**Given request:**
Write the material out again in full, word for word. Do not include the pictures.

Start of Entries

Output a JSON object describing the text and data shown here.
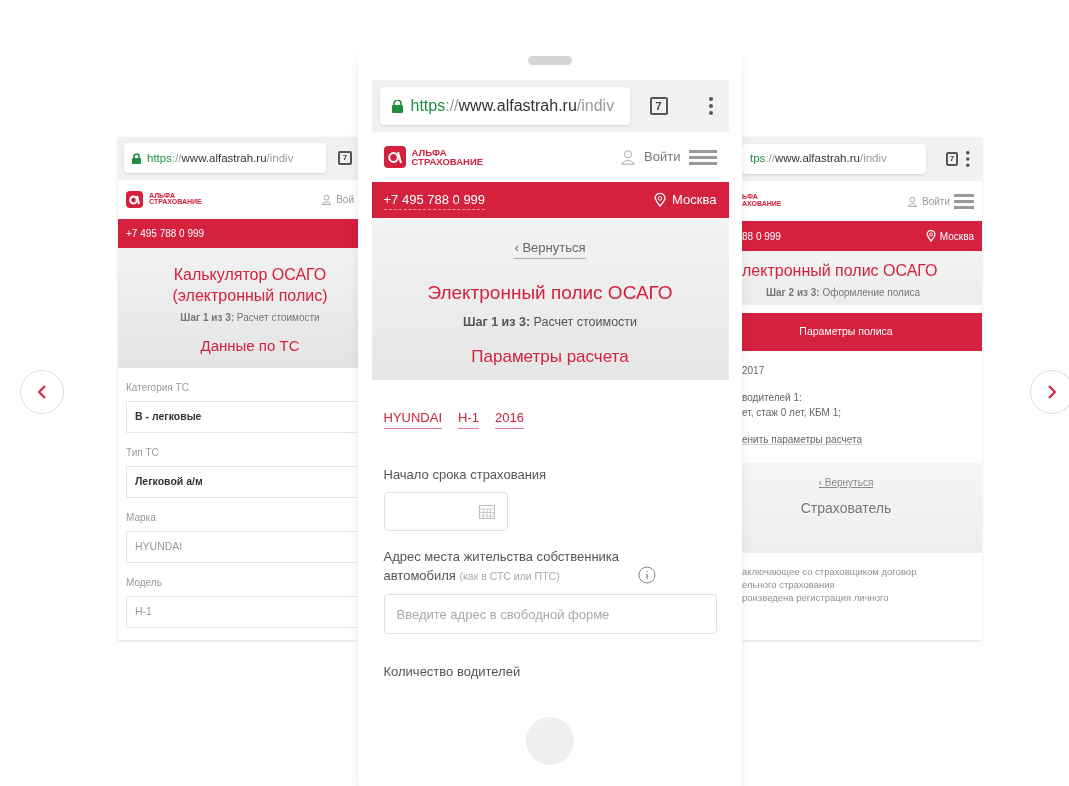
{
  "left_screen": {
    "url_parts": [
      {
        "kind": "scheme",
        "text": "https"
      },
      {
        "kind": "sep",
        "text": "://"
      },
      {
        "kind": "host",
        "text": "www.alfastrah.ru"
      },
      {
        "kind": "path",
        "text": "/indiv"
      }
    ],
    "tab_count": "7",
    "logo": [
      "АЛЬФА",
      "СТРАХОВАНИЕ"
    ],
    "login": "Вой",
    "phone": "+7 495 788 0 999",
    "title": "Калькулятор ОСАГО (электронный полис)",
    "step": "**Шаг 1 из 3:** Расчет стоимости",
    "section": "Данные по ТС",
    "fields": [
      {
        "label": "Категория ТС",
        "value": "В - легковые",
        "kind": "filled"
      },
      {
        "label": "Тип ТС",
        "value": "Легковой а/м",
        "kind": "filled"
      },
      {
        "label": "Марка",
        "value": "HYUNDAI",
        "kind": "muted"
      },
      {
        "label": "Модель",
        "value": "H-1",
        "kind": "muted"
      }
    ]
  },
  "center_screen": {
    "url_parts": [
      {
        "kind": "scheme",
        "text": "https"
      },
      {
        "kind": "sep",
        "text": "://"
      },
      {
        "kind": "host",
        "text": "www.alfastrah.ru"
      },
      {
        "kind": "path",
        "text": "/indiv"
      }
    ],
    "tab_count": "7",
    "logo": [
      "АЛЬФА",
      "СТРАХОВАНИЕ"
    ],
    "login": "Войти",
    "phone": "+7 495 788 0 999",
    "city": "Москва",
    "back_link": "‹ Вернуться",
    "title": "Электронный полис ОСАГО",
    "step": "**Шаг 1 из 3:** Расчет стоимости",
    "section": "Параметры расчета",
    "car_links": [
      "HYUNDAI",
      "H-1",
      "2016"
    ],
    "start_label": "Начало срока страхования",
    "address_label": "Адрес места жительства собственника автомобиля",
    "address_hint": "(как в СТС или ПТС)",
    "address_field": {
      "placeholder": "Введите адрес в свободной форме"
    },
    "drivers_label": "Количество водителей"
  },
  "right_screen": {
    "url_parts": [
      {
        "kind": "scheme",
        "text": "tps"
      },
      {
        "kind": "sep",
        "text": "://"
      },
      {
        "kind": "host",
        "text": "www.alfastrah.ru"
      },
      {
        "kind": "path",
        "text": "/indiv"
      }
    ],
    "tab_count": "7",
    "logo": [
      "ЬФА",
      "АХОВАНИЕ"
    ],
    "login": "Войти",
    "phone": "88 0 999",
    "city": "Москва",
    "title": "лектронный полис ОСАГО",
    "step": "**Шаг 2 из 3:** Оформление полиса",
    "band": "Параметры полиса",
    "summary": [
      "2017",
      "водителей 1:",
      "ет, стаж 0 лет, КБМ 1;"
    ],
    "change_link": "енить параметры расчета",
    "back_link": "‹ Вернуться",
    "section": "Страхователь",
    "faded_lines": [
      "аключающее со страховщиком договор",
      "ельного страхования",
      "роизведена регистрация личного"
    ]
  }
}
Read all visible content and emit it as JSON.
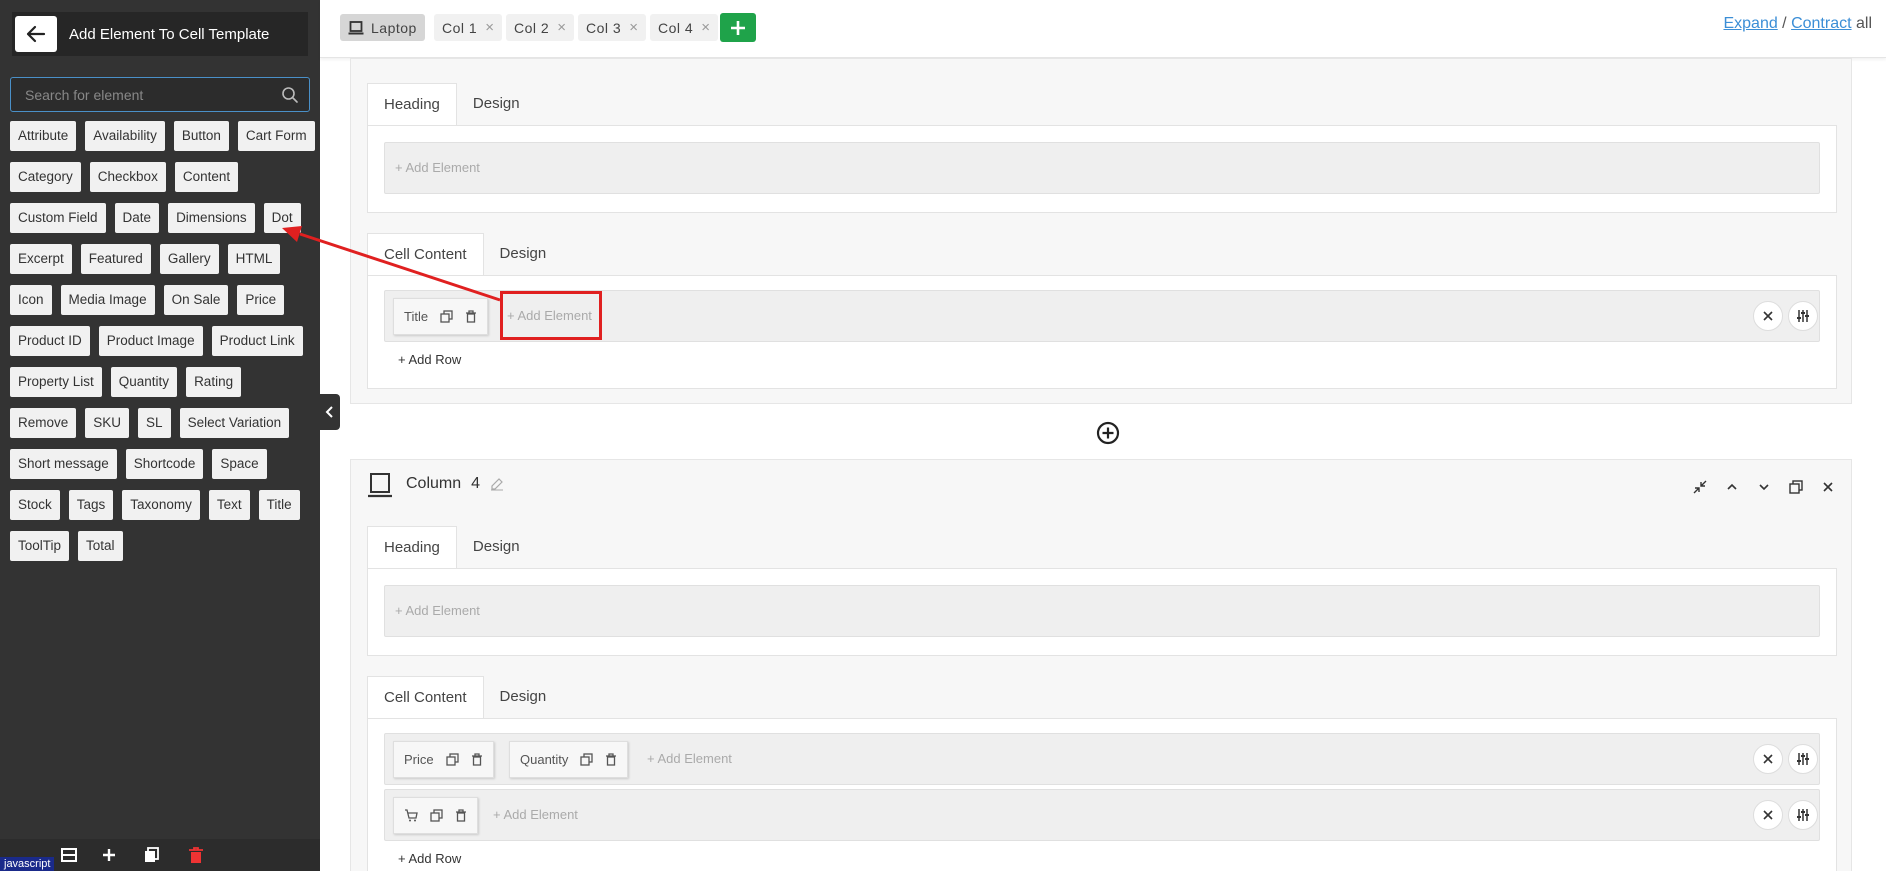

End of Entries

**Final result:**
Output a JSON object describing the text and data shown here.
{
  "left_screen": {
    "url_parts": [
      {
        "kind": "scheme",
        "text": "https"
      },
      {
        "kind": "sep",
        "text": "://"
      },
      {
        "kind": "host",
        "text": "www.alfastrah.ru"
      },
      {
        "kind": "path",
        "text": "/indiv"
      }
    ],
    "tab_count": "7",
    "logo": [
      "АЛЬФА",
      "СТРАХОВАНИЕ"
    ],
    "login": "Вой",
    "phone": "+7 495 788 0 999",
    "title": "Калькулятор ОСАГО (электронный полис)",
    "step": "**Шаг 1 из 3:** Расчет стоимости",
    "section": "Данные по ТС",
    "fields": [
      {
        "label": "Категория ТС",
        "value": "В - легковые",
        "kind": "filled"
      },
      {
        "label": "Тип ТС",
        "value": "Легковой а/м",
        "kind": "filled"
      },
      {
        "label": "Марка",
        "value": "HYUNDAI",
        "kind": "muted"
      },
      {
        "label": "Модель",
        "value": "H-1",
        "kind": "muted"
      }
    ]
  },
  "center_screen": {
    "url_parts": [
      {
        "kind": "scheme",
        "text": "https"
      },
      {
        "kind": "sep",
        "text": "://"
      },
      {
        "kind": "host",
        "text": "www.alfastrah.ru"
      },
      {
        "kind": "path",
        "text": "/indiv"
      }
    ],
    "tab_count": "7",
    "logo": [
      "АЛЬФА",
      "СТРАХОВАНИЕ"
    ],
    "login": "Войти",
    "phone": "+7 495 788 0 999",
    "city": "Москва",
    "back_link": "‹ Вернуться",
    "title": "Электронный полис ОСАГО",
    "step": "**Шаг 1 из 3:** Расчет стоимости",
    "section": "Параметры расчета",
    "car_links": [
      "HYUNDAI",
      "H-1",
      "2016"
    ],
    "start_label": "Начало срока страхования",
    "address_label": "Адрес места жительства собственника автомобиля",
    "address_hint": "(как в СТС или ПТС)",
    "address_field": {
      "placeholder": "Введите адрес в свободной форме"
    },
    "drivers_label": "Количество водителей"
  },
  "right_screen": {
    "url_parts": [
      {
        "kind": "scheme",
        "text": "tps"
      },
      {
        "kind": "sep",
        "text": "://"
      },
      {
        "kind": "host",
        "text": "www.alfastrah.ru"
      },
      {
        "kind": "path",
        "text": "/indiv"
      }
    ],
    "tab_count": "7",
    "logo": [
      "ЬФА",
      "АХОВАНИЕ"
    ],
    "login": "Войти",
    "phone": "88 0 999",
    "city": "Москва",
    "title": "лектронный полис ОСАГО",
    "step": "**Шаг 2 из 3:** Оформление полиса",
    "band": "Параметры полиса",
    "summary": [
      "2017",
      "водителей 1:",
      "ет, стаж 0 лет, КБМ 1;"
    ],
    "change_link": "енить параметры расчета",
    "back_link": "‹ Вернуться",
    "section": "Страхователь",
    "faded_lines": [
      "аключающее со страховщиком договор",
      "ельного страхования",
      "роизведена регистрация личного"
    ]
  }
}
Read all visible content and emit it as JSON.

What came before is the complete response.